** Start THE DATA **

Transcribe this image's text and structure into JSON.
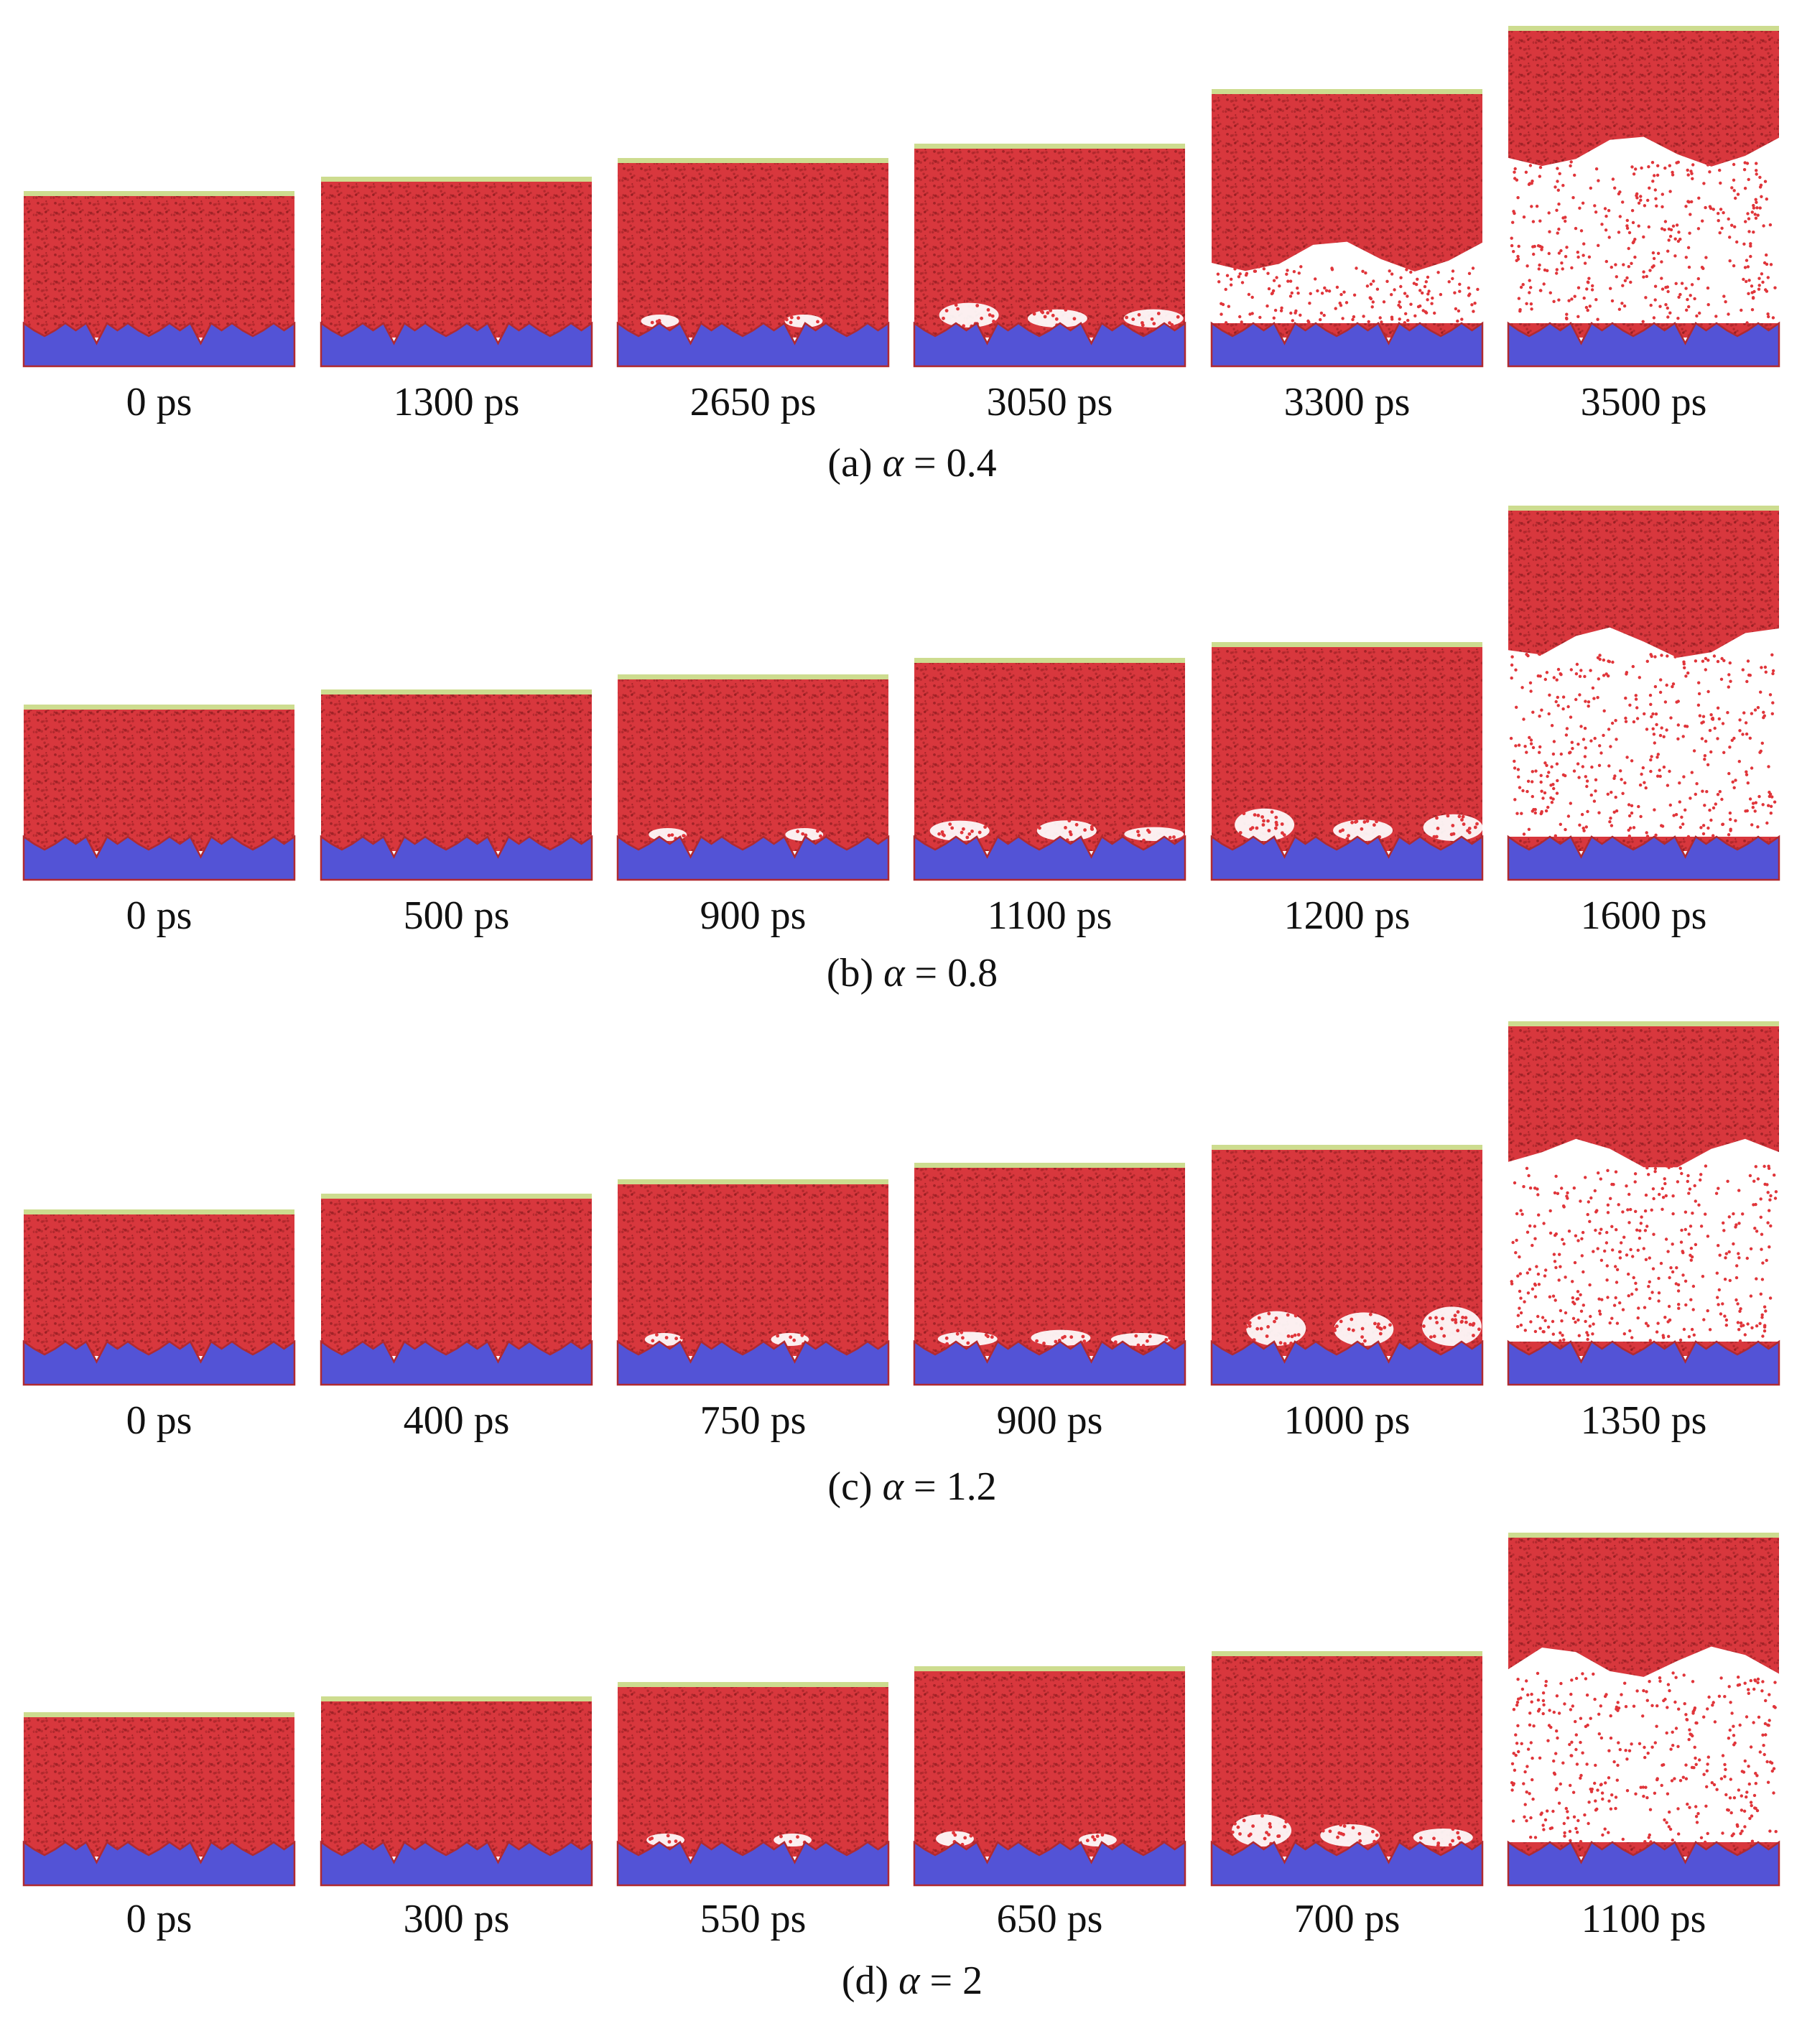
{
  "figure": {
    "colors": {
      "liquid": "#d8373d",
      "liquid_dark": "#8e1b1f",
      "vapor_dot": "#e0353a",
      "solid": "#5353d6",
      "piston": "#cddc8f",
      "background": "#ffffff"
    },
    "rows": [
      {
        "caption_prefix": "(a)",
        "symbol": "α",
        "caption_value": "= 0.4",
        "frames": [
          {
            "time_label": "0 ps",
            "vapor_fraction": 0.0
          },
          {
            "time_label": "1300 ps",
            "vapor_fraction": 0.0
          },
          {
            "time_label": "2650 ps",
            "vapor_fraction": 0.02
          },
          {
            "time_label": "3050 ps",
            "vapor_fraction": 0.12
          },
          {
            "time_label": "3300 ps",
            "vapor_fraction": 0.35
          },
          {
            "time_label": "3500 ps",
            "vapor_fraction": 0.55
          }
        ]
      },
      {
        "caption_prefix": "(b)",
        "symbol": "α",
        "caption_value": "= 0.8",
        "frames": [
          {
            "time_label": "0 ps",
            "vapor_fraction": 0.0
          },
          {
            "time_label": "500 ps",
            "vapor_fraction": 0.0
          },
          {
            "time_label": "900 ps",
            "vapor_fraction": 0.03
          },
          {
            "time_label": "1100 ps",
            "vapor_fraction": 0.1
          },
          {
            "time_label": "1200 ps",
            "vapor_fraction": 0.18
          },
          {
            "time_label": "1600 ps",
            "vapor_fraction": 0.55
          }
        ]
      },
      {
        "caption_prefix": "(c)",
        "symbol": "α",
        "caption_value": "= 1.2",
        "frames": [
          {
            "time_label": "0 ps",
            "vapor_fraction": 0.0
          },
          {
            "time_label": "400 ps",
            "vapor_fraction": 0.0
          },
          {
            "time_label": "750 ps",
            "vapor_fraction": 0.03
          },
          {
            "time_label": "900 ps",
            "vapor_fraction": 0.1
          },
          {
            "time_label": "1000 ps",
            "vapor_fraction": 0.2
          },
          {
            "time_label": "1350 ps",
            "vapor_fraction": 0.55
          }
        ]
      },
      {
        "caption_prefix": "(d)",
        "symbol": "α",
        "caption_value": "= 2",
        "frames": [
          {
            "time_label": "0 ps",
            "vapor_fraction": 0.0
          },
          {
            "time_label": "300 ps",
            "vapor_fraction": 0.0
          },
          {
            "time_label": "550 ps",
            "vapor_fraction": 0.03
          },
          {
            "time_label": "650 ps",
            "vapor_fraction": 0.08
          },
          {
            "time_label": "700 ps",
            "vapor_fraction": 0.15
          },
          {
            "time_label": "1100 ps",
            "vapor_fraction": 0.55
          }
        ]
      }
    ]
  }
}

** End THE DATA **

• [STATED TASK]: Pictures in the records must not appear in the copy; transcribe everything else precisely.

• [THE ANSWER]:
Transcribe this image's text and structure into JSON.
{
  "figure": {
    "colors": {
      "liquid": "#d8373d",
      "liquid_dark": "#8e1b1f",
      "vapor_dot": "#e0353a",
      "solid": "#5353d6",
      "piston": "#cddc8f",
      "background": "#ffffff"
    },
    "rows": [
      {
        "caption_prefix": "(a)",
        "symbol": "α",
        "caption_value": "= 0.4",
        "frames": [
          {
            "time_label": "0 ps",
            "vapor_fraction": 0.0
          },
          {
            "time_label": "1300 ps",
            "vapor_fraction": 0.0
          },
          {
            "time_label": "2650 ps",
            "vapor_fraction": 0.02
          },
          {
            "time_label": "3050 ps",
            "vapor_fraction": 0.12
          },
          {
            "time_label": "3300 ps",
            "vapor_fraction": 0.35
          },
          {
            "time_label": "3500 ps",
            "vapor_fraction": 0.55
          }
        ]
      },
      {
        "caption_prefix": "(b)",
        "symbol": "α",
        "caption_value": "= 0.8",
        "frames": [
          {
            "time_label": "0 ps",
            "vapor_fraction": 0.0
          },
          {
            "time_label": "500 ps",
            "vapor_fraction": 0.0
          },
          {
            "time_label": "900 ps",
            "vapor_fraction": 0.03
          },
          {
            "time_label": "1100 ps",
            "vapor_fraction": 0.1
          },
          {
            "time_label": "1200 ps",
            "vapor_fraction": 0.18
          },
          {
            "time_label": "1600 ps",
            "vapor_fraction": 0.55
          }
        ]
      },
      {
        "caption_prefix": "(c)",
        "symbol": "α",
        "caption_value": "= 1.2",
        "frames": [
          {
            "time_label": "0 ps",
            "vapor_fraction": 0.0
          },
          {
            "time_label": "400 ps",
            "vapor_fraction": 0.0
          },
          {
            "time_label": "750 ps",
            "vapor_fraction": 0.03
          },
          {
            "time_label": "900 ps",
            "vapor_fraction": 0.1
          },
          {
            "time_label": "1000 ps",
            "vapor_fraction": 0.2
          },
          {
            "time_label": "1350 ps",
            "vapor_fraction": 0.55
          }
        ]
      },
      {
        "caption_prefix": "(d)",
        "symbol": "α",
        "caption_value": "= 2",
        "frames": [
          {
            "time_label": "0 ps",
            "vapor_fraction": 0.0
          },
          {
            "time_label": "300 ps",
            "vapor_fraction": 0.0
          },
          {
            "time_label": "550 ps",
            "vapor_fraction": 0.03
          },
          {
            "time_label": "650 ps",
            "vapor_fraction": 0.08
          },
          {
            "time_label": "700 ps",
            "vapor_fraction": 0.15
          },
          {
            "time_label": "1100 ps",
            "vapor_fraction": 0.55
          }
        ]
      }
    ]
  }
}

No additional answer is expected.